▶ **The exercise**
Retype all of the data. Every line must match exactly.

--------

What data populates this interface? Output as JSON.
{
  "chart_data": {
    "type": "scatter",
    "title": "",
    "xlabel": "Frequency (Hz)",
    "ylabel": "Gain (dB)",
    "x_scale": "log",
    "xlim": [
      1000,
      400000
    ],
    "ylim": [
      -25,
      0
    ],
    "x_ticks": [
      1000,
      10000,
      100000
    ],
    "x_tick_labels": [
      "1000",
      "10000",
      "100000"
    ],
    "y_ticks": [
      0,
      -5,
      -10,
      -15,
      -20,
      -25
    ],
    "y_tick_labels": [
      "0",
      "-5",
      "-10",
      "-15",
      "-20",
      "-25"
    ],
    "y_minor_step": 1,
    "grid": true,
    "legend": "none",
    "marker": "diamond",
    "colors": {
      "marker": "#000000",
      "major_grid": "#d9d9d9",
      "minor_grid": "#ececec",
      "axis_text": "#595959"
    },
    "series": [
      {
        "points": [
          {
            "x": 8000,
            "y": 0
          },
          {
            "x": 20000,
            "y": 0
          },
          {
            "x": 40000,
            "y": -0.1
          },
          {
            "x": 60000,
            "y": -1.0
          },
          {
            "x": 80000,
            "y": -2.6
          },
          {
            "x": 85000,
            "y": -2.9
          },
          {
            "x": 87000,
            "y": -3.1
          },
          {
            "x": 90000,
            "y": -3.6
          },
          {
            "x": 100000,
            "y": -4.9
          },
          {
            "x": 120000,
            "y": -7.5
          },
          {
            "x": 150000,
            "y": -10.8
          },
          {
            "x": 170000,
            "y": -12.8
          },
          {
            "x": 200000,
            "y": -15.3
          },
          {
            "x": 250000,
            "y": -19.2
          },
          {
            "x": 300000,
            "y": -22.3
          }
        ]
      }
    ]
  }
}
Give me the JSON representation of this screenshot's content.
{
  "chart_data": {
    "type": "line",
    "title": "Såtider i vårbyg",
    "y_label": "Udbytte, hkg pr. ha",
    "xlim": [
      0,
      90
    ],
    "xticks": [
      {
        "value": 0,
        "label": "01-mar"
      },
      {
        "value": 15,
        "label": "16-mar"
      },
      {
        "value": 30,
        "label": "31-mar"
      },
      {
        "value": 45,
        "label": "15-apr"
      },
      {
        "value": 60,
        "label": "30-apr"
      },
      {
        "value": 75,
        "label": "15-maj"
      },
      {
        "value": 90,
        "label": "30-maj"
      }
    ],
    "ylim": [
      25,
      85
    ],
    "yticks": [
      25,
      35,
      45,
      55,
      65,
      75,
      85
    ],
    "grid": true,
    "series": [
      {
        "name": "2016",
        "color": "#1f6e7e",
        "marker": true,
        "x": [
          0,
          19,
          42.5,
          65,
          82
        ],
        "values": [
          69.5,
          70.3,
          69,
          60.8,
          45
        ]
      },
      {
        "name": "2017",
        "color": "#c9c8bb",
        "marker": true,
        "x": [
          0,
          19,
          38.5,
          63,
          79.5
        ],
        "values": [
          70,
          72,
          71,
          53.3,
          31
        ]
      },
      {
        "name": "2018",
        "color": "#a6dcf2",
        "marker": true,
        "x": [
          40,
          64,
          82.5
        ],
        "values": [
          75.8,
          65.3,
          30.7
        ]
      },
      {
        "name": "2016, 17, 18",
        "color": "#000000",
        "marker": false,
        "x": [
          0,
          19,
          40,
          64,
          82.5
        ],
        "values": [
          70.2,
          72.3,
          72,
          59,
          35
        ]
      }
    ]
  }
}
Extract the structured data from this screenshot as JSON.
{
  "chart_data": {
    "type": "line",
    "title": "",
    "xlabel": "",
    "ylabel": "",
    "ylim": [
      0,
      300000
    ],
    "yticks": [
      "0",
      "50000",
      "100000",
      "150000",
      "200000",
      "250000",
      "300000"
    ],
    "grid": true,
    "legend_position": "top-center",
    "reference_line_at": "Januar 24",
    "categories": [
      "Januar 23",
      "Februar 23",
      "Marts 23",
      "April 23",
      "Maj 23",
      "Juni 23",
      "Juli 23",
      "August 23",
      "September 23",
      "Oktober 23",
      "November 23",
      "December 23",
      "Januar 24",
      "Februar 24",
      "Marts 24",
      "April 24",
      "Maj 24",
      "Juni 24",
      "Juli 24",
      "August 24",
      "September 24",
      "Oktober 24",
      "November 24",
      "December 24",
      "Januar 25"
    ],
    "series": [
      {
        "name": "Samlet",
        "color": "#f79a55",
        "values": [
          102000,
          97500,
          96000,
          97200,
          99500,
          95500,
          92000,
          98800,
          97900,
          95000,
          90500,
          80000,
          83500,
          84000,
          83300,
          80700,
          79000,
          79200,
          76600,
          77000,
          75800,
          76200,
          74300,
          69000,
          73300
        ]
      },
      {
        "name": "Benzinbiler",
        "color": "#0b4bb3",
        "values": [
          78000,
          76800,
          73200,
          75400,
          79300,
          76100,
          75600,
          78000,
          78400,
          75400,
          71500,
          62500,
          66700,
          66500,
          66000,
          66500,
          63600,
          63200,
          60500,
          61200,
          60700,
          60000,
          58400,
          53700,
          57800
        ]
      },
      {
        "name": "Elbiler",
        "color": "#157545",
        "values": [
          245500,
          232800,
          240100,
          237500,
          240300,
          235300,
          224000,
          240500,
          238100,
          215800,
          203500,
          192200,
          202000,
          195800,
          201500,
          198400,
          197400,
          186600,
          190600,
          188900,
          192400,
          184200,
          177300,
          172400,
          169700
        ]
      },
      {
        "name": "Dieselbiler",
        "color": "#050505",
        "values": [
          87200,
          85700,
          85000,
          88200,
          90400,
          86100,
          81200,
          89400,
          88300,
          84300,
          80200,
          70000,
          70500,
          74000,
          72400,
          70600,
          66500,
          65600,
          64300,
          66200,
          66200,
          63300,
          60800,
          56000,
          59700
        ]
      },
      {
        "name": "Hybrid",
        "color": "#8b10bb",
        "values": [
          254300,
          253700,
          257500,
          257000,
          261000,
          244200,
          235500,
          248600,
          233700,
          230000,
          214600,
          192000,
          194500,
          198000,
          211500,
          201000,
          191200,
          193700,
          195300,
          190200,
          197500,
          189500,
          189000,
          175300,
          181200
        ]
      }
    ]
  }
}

--------

▶ **Answer for this exercise**
What data populates this interface? Output as JSON.
{
  "chart_data": {
    "type": "scatter",
    "title": "",
    "xlabel": "Frequency (Hz)",
    "ylabel": "Gain (dB)",
    "x_scale": "log",
    "xlim": [
      1000,
      400000
    ],
    "ylim": [
      -25,
      0
    ],
    "x_ticks": [
      1000,
      10000,
      100000
    ],
    "x_tick_labels": [
      "1000",
      "10000",
      "100000"
    ],
    "y_ticks": [
      0,
      -5,
      -10,
      -15,
      -20,
      -25
    ],
    "y_tick_labels": [
      "0",
      "-5",
      "-10",
      "-15",
      "-20",
      "-25"
    ],
    "y_minor_step": 1,
    "grid": true,
    "legend": "none",
    "marker": "diamond",
    "colors": {
      "marker": "#000000",
      "major_grid": "#d9d9d9",
      "minor_grid": "#ececec",
      "axis_text": "#595959"
    },
    "series": [
      {
        "points": [
          {
            "x": 8000,
            "y": 0
          },
          {
            "x": 20000,
            "y": 0
          },
          {
            "x": 40000,
            "y": -0.1
          },
          {
            "x": 60000,
            "y": -1.0
          },
          {
            "x": 80000,
            "y": -2.6
          },
          {
            "x": 85000,
            "y": -2.9
          },
          {
            "x": 87000,
            "y": -3.1
          },
          {
            "x": 90000,
            "y": -3.6
          },
          {
            "x": 100000,
            "y": -4.9
          },
          {
            "x": 120000,
            "y": -7.5
          },
          {
            "x": 150000,
            "y": -10.8
          },
          {
            "x": 170000,
            "y": -12.8
          },
          {
            "x": 200000,
            "y": -15.3
          },
          {
            "x": 250000,
            "y": -19.2
          },
          {
            "x": 300000,
            "y": -22.3
          }
        ]
      }
    ]
  }
}
Give me the JSON representation of this screenshot's content.
{
  "chart_data": {
    "type": "line",
    "title": "Såtider i vårbyg",
    "y_label": "Udbytte, hkg pr. ha",
    "xlim": [
      0,
      90
    ],
    "xticks": [
      {
        "value": 0,
        "label": "01-mar"
      },
      {
        "value": 15,
        "label": "16-mar"
      },
      {
        "value": 30,
        "label": "31-mar"
      },
      {
        "value": 45,
        "label": "15-apr"
      },
      {
        "value": 60,
        "label": "30-apr"
      },
      {
        "value": 75,
        "label": "15-maj"
      },
      {
        "value": 90,
        "label": "30-maj"
      }
    ],
    "ylim": [
      25,
      85
    ],
    "yticks": [
      25,
      35,
      45,
      55,
      65,
      75,
      85
    ],
    "grid": true,
    "series": [
      {
        "name": "2016",
        "color": "#1f6e7e",
        "marker": true,
        "x": [
          0,
          19,
          42.5,
          65,
          82
        ],
        "values": [
          69.5,
          70.3,
          69,
          60.8,
          45
        ]
      },
      {
        "name": "2017",
        "color": "#c9c8bb",
        "marker": true,
        "x": [
          0,
          19,
          38.5,
          63,
          79.5
        ],
        "values": [
          70,
          72,
          71,
          53.3,
          31
        ]
      },
      {
        "name": "2018",
        "color": "#a6dcf2",
        "marker": true,
        "x": [
          40,
          64,
          82.5
        ],
        "values": [
          75.8,
          65.3,
          30.7
        ]
      },
      {
        "name": "2016, 17, 18",
        "color": "#000000",
        "marker": false,
        "x": [
          0,
          19,
          40,
          64,
          82.5
        ],
        "values": [
          70.2,
          72.3,
          72,
          59,
          35
        ]
      }
    ]
  }
}
Extract the structured data from this screenshot as JSON.
{
  "chart_data": {
    "type": "line",
    "title": "",
    "xlabel": "",
    "ylabel": "",
    "ylim": [
      0,
      300000
    ],
    "yticks": [
      "0",
      "50000",
      "100000",
      "150000",
      "200000",
      "250000",
      "300000"
    ],
    "grid": true,
    "legend_position": "top-center",
    "reference_line_at": "Januar 24",
    "categories": [
      "Januar 23",
      "Februar 23",
      "Marts 23",
      "April 23",
      "Maj 23",
      "Juni 23",
      "Juli 23",
      "August 23",
      "September 23",
      "Oktober 23",
      "November 23",
      "December 23",
      "Januar 24",
      "Februar 24",
      "Marts 24",
      "April 24",
      "Maj 24",
      "Juni 24",
      "Juli 24",
      "August 24",
      "September 24",
      "Oktober 24",
      "November 24",
      "December 24",
      "Januar 25"
    ],
    "series": [
      {
        "name": "Samlet",
        "color": "#f79a55",
        "values": [
          102000,
          97500,
          96000,
          97200,
          99500,
          95500,
          92000,
          98800,
          97900,
          95000,
          90500,
          80000,
          83500,
          84000,
          83300,
          80700,
          79000,
          79200,
          76600,
          77000,
          75800,
          76200,
          74300,
          69000,
          73300
        ]
      },
      {
        "name": "Benzinbiler",
        "color": "#0b4bb3",
        "values": [
          78000,
          76800,
          73200,
          75400,
          79300,
          76100,
          75600,
          78000,
          78400,
          75400,
          71500,
          62500,
          66700,
          66500,
          66000,
          66500,
          63600,
          63200,
          60500,
          61200,
          60700,
          60000,
          58400,
          53700,
          57800
        ]
      },
      {
        "name": "Elbiler",
        "color": "#157545",
        "values": [
          245500,
          232800,
          240100,
          237500,
          240300,
          235300,
          224000,
          240500,
          238100,
          215800,
          203500,
          192200,
          202000,
          195800,
          201500,
          198400,
          197400,
          186600,
          190600,
          188900,
          192400,
          184200,
          177300,
          172400,
          169700
        ]
      },
      {
        "name": "Dieselbiler",
        "color": "#050505",
        "values": [
          87200,
          85700,
          85000,
          88200,
          90400,
          86100,
          81200,
          89400,
          88300,
          84300,
          80200,
          70000,
          70500,
          74000,
          72400,
          70600,
          66500,
          65600,
          64300,
          66200,
          66200,
          63300,
          60800,
          56000,
          59700
        ]
      },
      {
        "name": "Hybrid",
        "color": "#8b10bb",
        "values": [
          254300,
          253700,
          257500,
          257000,
          261000,
          244200,
          235500,
          248600,
          233700,
          230000,
          214600,
          192000,
          194500,
          198000,
          211500,
          201000,
          191200,
          193700,
          195300,
          190200,
          197500,
          189500,
          189000,
          175300,
          181200
        ]
      }
    ]
  }
}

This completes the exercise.